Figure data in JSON
[BEGIN]
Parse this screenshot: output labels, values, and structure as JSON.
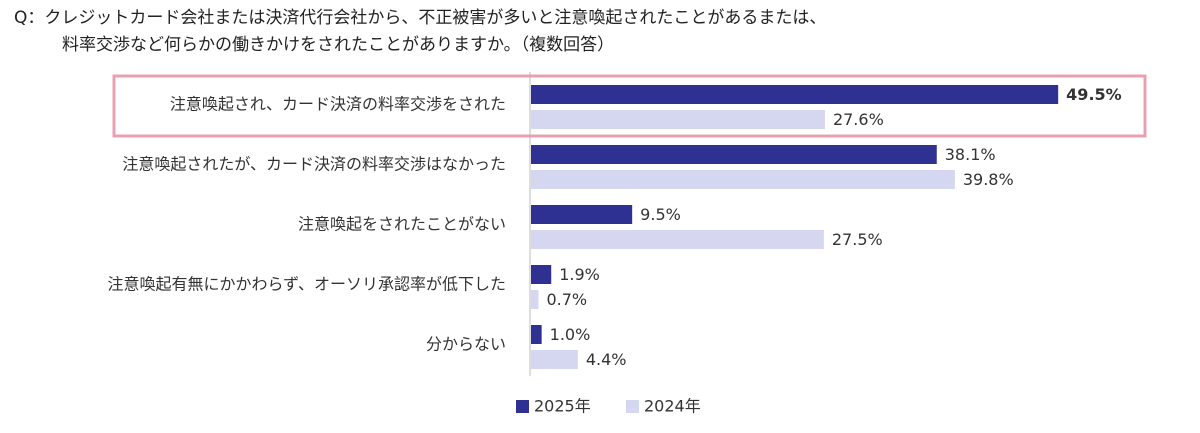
{
  "chart_data": {
    "type": "bar",
    "orientation": "horizontal",
    "title": [
      "Q：クレジットカード会社または決済代行会社から、不正被害が多いと注意喚起されたことがあるまたは、",
      "料率交渉など何らかの働きかけをされたことがありますか。（複数回答）"
    ],
    "categories": [
      "注意喚起され、カード決済の料率交渉をされた",
      "注意喚起されたが、カード決済の料率交渉はなかった",
      "注意喚起をされたことがない",
      "注意喚起有無にかかわらず、オーソリ承認率が低下した",
      "分からない"
    ],
    "series": [
      {
        "name": "2025年",
        "color": "#2e3192",
        "values": [
          49.5,
          38.1,
          9.5,
          1.9,
          1.0
        ],
        "value_labels": [
          "49.5%",
          "38.1%",
          "9.5%",
          "1.9%",
          "1.0%"
        ]
      },
      {
        "name": "2024年",
        "color": "#d5d7f0",
        "values": [
          27.6,
          39.8,
          27.5,
          0.7,
          4.4
        ],
        "value_labels": [
          "27.6%",
          "39.8%",
          "27.5%",
          "0.7%",
          "4.4%"
        ]
      }
    ]
  }
}
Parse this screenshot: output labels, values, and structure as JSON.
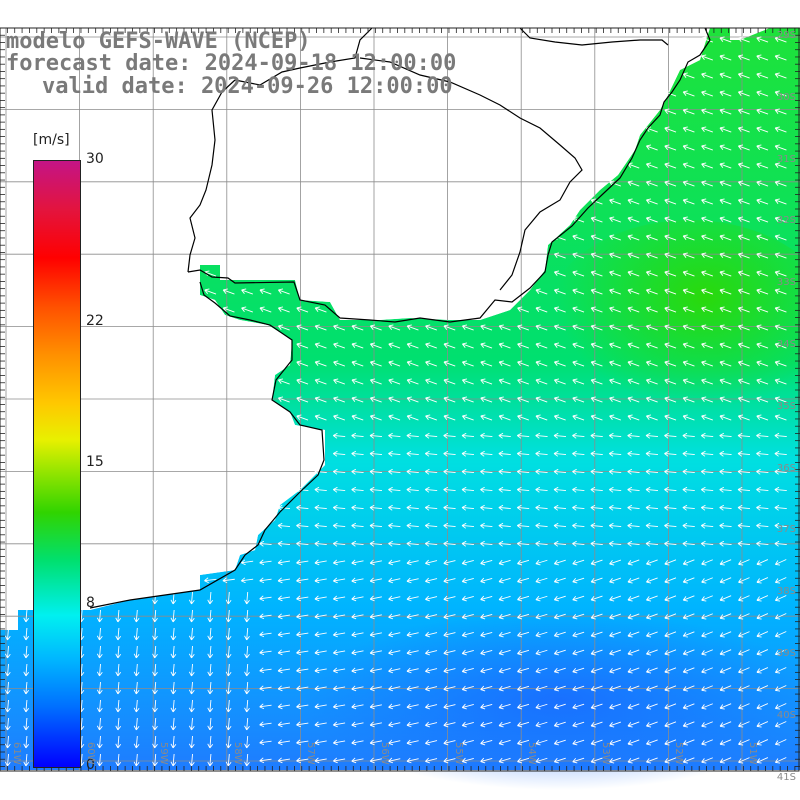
{
  "title": {
    "line1": "modelo GEFS-WAVE (NCEP)",
    "line2": "forecast date: 2024-09-18 12:00:00",
    "line3": "valid date: 2024-09-26 12:00:00"
  },
  "legend": {
    "unit": "[m/s]",
    "ticks": [
      {
        "label": "30",
        "value": 30
      },
      {
        "label": "22",
        "value": 22
      },
      {
        "label": "15",
        "value": 15
      },
      {
        "label": "8",
        "value": 8
      },
      {
        "label": "0",
        "value": 0
      }
    ]
  },
  "map": {
    "latitude_labels": [
      "29S",
      "30S",
      "31S",
      "32S",
      "33S",
      "34S",
      "35S",
      "36S",
      "37S",
      "38S",
      "39S",
      "40S",
      "41S"
    ],
    "longitude_labels": [
      "61W",
      "60W",
      "59W",
      "58W",
      "57W",
      "56W",
      "55W",
      "54W",
      "53W",
      "52W",
      "51W"
    ],
    "colors": {
      "ocean_green": "#1ee23a",
      "ocean_cyan": "#00e0e0",
      "ocean_blue": "#1f8cff",
      "grid": "#8c8c8c",
      "coast": "#000000"
    }
  }
}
[END]
== Written problem ==
Reproduce the records, all of them, word for word; omit the pictures.

== Written answer ==
Parse this screenshot: output labels, values, and structure as JSON.
{
  "chart_data": {
    "type": "bar",
    "orientation": "horizontal",
    "title": [
      "Q：クレジットカード会社または決済代行会社から、不正被害が多いと注意喚起されたことがあるまたは、",
      "料率交渉など何らかの働きかけをされたことがありますか。（複数回答）"
    ],
    "categories": [
      "注意喚起され、カード決済の料率交渉をされた",
      "注意喚起されたが、カード決済の料率交渉はなかった",
      "注意喚起をされたことがない",
      "注意喚起有無にかかわらず、オーソリ承認率が低下した",
      "分からない"
    ],
    "series": [
      {
        "name": "2025年",
        "color": "#2e3192",
        "values": [
          49.5,
          38.1,
          9.5,
          1.9,
          1.0
        ],
        "value_labels": [
          "49.5%",
          "38.1%",
          "9.5%",
          "1.9%",
          "1.0%"
        ]
      },
      {
        "name": "2024年",
        "color": "#d5d7f0",
        "values": [
          27.6,
          39.8,
          27.5,
          0.7,
          4.4
        ],
        "value_labels": [
          "27.6%",
          "39.8%",
          "27.5%",
          "0.7%",
          "4.4%"
        ]
      }
    ]
  }
}
Parse this screenshot: output labels, values, and structure as JSON.
{
  "title": {
    "line1": "modelo GEFS-WAVE (NCEP)",
    "line2": "forecast date: 2024-09-18 12:00:00",
    "line3": "valid date: 2024-09-26 12:00:00"
  },
  "legend": {
    "unit": "[m/s]",
    "ticks": [
      {
        "label": "30",
        "value": 30
      },
      {
        "label": "22",
        "value": 22
      },
      {
        "label": "15",
        "value": 15
      },
      {
        "label": "8",
        "value": 8
      },
      {
        "label": "0",
        "value": 0
      }
    ]
  },
  "map": {
    "latitude_labels": [
      "29S",
      "30S",
      "31S",
      "32S",
      "33S",
      "34S",
      "35S",
      "36S",
      "37S",
      "38S",
      "39S",
      "40S",
      "41S"
    ],
    "longitude_labels": [
      "61W",
      "60W",
      "59W",
      "58W",
      "57W",
      "56W",
      "55W",
      "54W",
      "53W",
      "52W",
      "51W"
    ],
    "colors": {
      "ocean_green": "#1ee23a",
      "ocean_cyan": "#00e0e0",
      "ocean_blue": "#1f8cff",
      "grid": "#8c8c8c",
      "coast": "#000000"
    }
  }
}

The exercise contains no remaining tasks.